> **REQUIREMENT**:
Only the pictures are to be left out; set down the rest of the records exactly.

## Begin SOURCE MATERIAL

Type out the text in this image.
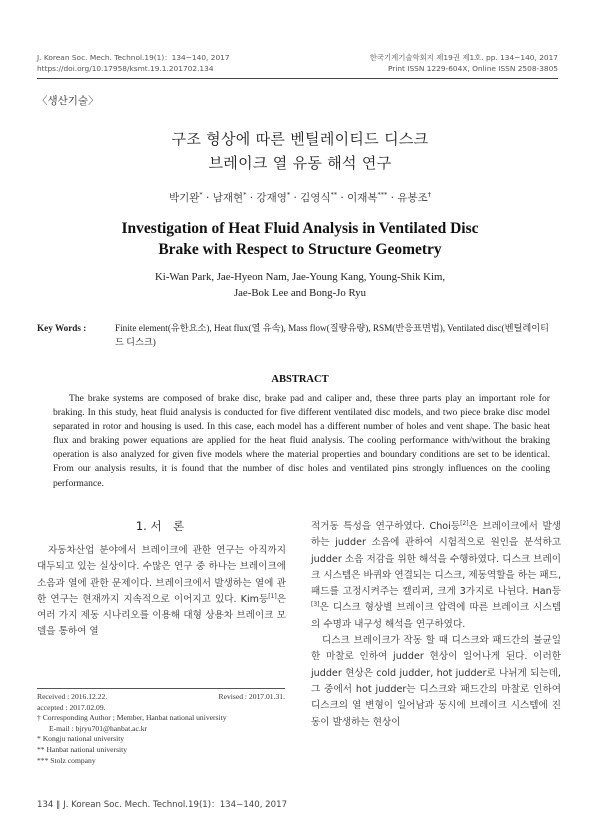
J. Korean Soc. Mech. Technol.19(1)：134−140, 2017
https://doi.org/10.17958/ksmt.19.1.201702.134
한국기계기술학회지 제19권 제1호. pp. 134−140, 2017
Print ISSN 1229-604X, Online ISSN 2508-3805
〈생산기술〉
구조 형상에 따른 벤틸레이티드 디스크
브레이크 열 유동 해석 연구
박기완* · 남재현* · 강재영* · 김영식** · 이재복*** · 유봉조†
Investigation of Heat Fluid Analysis in Ventilated Disc
Brake with Respect to Structure Geometry
Ki-Wan Park, Jae-Hyeon Nam, Jae-Young Kang, Young-Shik Kim,
Jae-Bok Lee and Bong-Jo Ryu
Key Words :	Finite element(유한요소), Heat flux(열 유속), Mass flow(질량유량), RSM(반응표면법), Ventilated disc(벤틸레이티드 디스크)
ABSTRACT

The brake systems are composed of brake disc, brake pad and caliper and, these three parts play an important role for braking. In this study, heat fluid analysis is conducted for five different ventilated disc models, and two piece brake disc model separated in rotor and housing is used. In this case, each model has a different number of holes and vent shape. The basic heat flux and braking power equations are applied for the heat fluid analysis. The cooling performance with/without the braking operation is also analyzed for given five models where the material properties and boundary conditions are set to be identical. From our analysis results, it is found that the number of disc holes and ventilated pins strongly influences on the cooling performance.

1. 서　론

자동차산업 분야에서 브레이크에 관한 연구는 아직까지 대두되고 있는 실상이다. 수많은 연구 중 하나는 브레이크에 소음과 열에 관한 문제이다. 브레이크에서 발생하는 열에 관한 연구는 현재까지 지속적으로 이어지고 있다. Kim등[1]은 여러 가지 제동 시나리오를 이용해 대형 상용차 브레이크 모델을 통하여 열

Received : 2016.12.22.	Revised : 2017.01.31.
accepted : 2017.02.09.
† Corresponding Author ; Member, Hanbat national university
E-mail : bjryu701@hanbat.ac.kr
* Kongju national university
** Hanbat national university
*** Stolz company

적거동 특성을 연구하였다. Choi등[2]은 브레이크에서 발생하는 judder 소음에 관하여 시험적으로 원인을 분석하고 judder 소음 저감을 위한 해석을 수행하였다. 디스크 브레이크 시스템은 바퀴와 연결되는 디스크, 제동역할을 하는 패드, 패드를 고정시켜주는 캘리퍼, 크게 3가지로 나뉜다. Han등[3]은 디스크 형상별 브레이크 압력에 따른 브레이크 시스템의 수명과 내구성 해석을 연구하였다.

디스크 브레이크가 작동 할 때 디스크와 패드간의 불균일한 마찰로 인하여 judder 현상이 일어나게 된다. 이러한 judder 현상은 cold judder, hot judder로 나뉘게 되는데, 그 중에서 hot judder는 디스크와 패드간의 마찰로 인하여 디스크의 열 변형이 일어남과 동시에 브레이크 시스템에 진동이 발생하는 현상이

134 ∥ J. Korean Soc. Mech. Technol.19(1)：134−140, 2017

## End SOURCE MATERIAL

> **THE RESULT**:
Type out the text in this image.
J. Korean Soc. Mech. Technol.19(1)：134−140, 2017
https://doi.org/10.17958/ksmt.19.1.201702.134
한국기계기술학회지 제19권 제1호. pp. 134−140, 2017
Print ISSN 1229-604X, Online ISSN 2508-3805
〈생산기술〉
구조 형상에 따른 벤틸레이티드 디스크
브레이크 열 유동 해석 연구
박기완* · 남재현* · 강재영* · 김영식** · 이재복*** · 유봉조†
Investigation of Heat Fluid Analysis in Ventilated Disc
Brake with Respect to Structure Geometry
Ki-Wan Park, Jae-Hyeon Nam, Jae-Young Kang, Young-Shik Kim,
Jae-Bok Lee and Bong-Jo Ryu
Key Words :	Finite element(유한요소), Heat flux(열 유속), Mass flow(질량유량), RSM(반응표면법), Ventilated disc(벤틸레이티드 디스크)
ABSTRACT

The brake systems are composed of brake disc, brake pad and caliper and, these three parts play an important role for braking. In this study, heat fluid analysis is conducted for five different ventilated disc models, and two piece brake disc model separated in rotor and housing is used. In this case, each model has a different number of holes and vent shape. The basic heat flux and braking power equations are applied for the heat fluid analysis. The cooling performance with/without the braking operation is also analyzed for given five models where the material properties and boundary conditions are set to be identical. From our analysis results, it is found that the number of disc holes and ventilated pins strongly influences on the cooling performance.

1. 서　론

자동차산업 분야에서 브레이크에 관한 연구는 아직까지 대두되고 있는 실상이다. 수많은 연구 중 하나는 브레이크에 소음과 열에 관한 문제이다. 브레이크에서 발생하는 열에 관한 연구는 현재까지 지속적으로 이어지고 있다. Kim등[1]은 여러 가지 제동 시나리오를 이용해 대형 상용차 브레이크 모델을 통하여 열

Received : 2016.12.22.	Revised : 2017.01.31.
accepted : 2017.02.09.
† Corresponding Author ; Member, Hanbat national university
E-mail : bjryu701@hanbat.ac.kr
* Kongju national university
** Hanbat national university
*** Stolz company

적거동 특성을 연구하였다. Choi등[2]은 브레이크에서 발생하는 judder 소음에 관하여 시험적으로 원인을 분석하고 judder 소음 저감을 위한 해석을 수행하였다. 디스크 브레이크 시스템은 바퀴와 연결되는 디스크, 제동역할을 하는 패드, 패드를 고정시켜주는 캘리퍼, 크게 3가지로 나뉜다. Han등[3]은 디스크 형상별 브레이크 압력에 따른 브레이크 시스템의 수명과 내구성 해석을 연구하였다.

디스크 브레이크가 작동 할 때 디스크와 패드간의 불균일한 마찰로 인하여 judder 현상이 일어나게 된다. 이러한 judder 현상은 cold judder, hot judder로 나뉘게 되는데, 그 중에서 hot judder는 디스크와 패드간의 마찰로 인하여 디스크의 열 변형이 일어남과 동시에 브레이크 시스템에 진동이 발생하는 현상이

134 ∥ J. Korean Soc. Mech. Technol.19(1)：134−140, 2017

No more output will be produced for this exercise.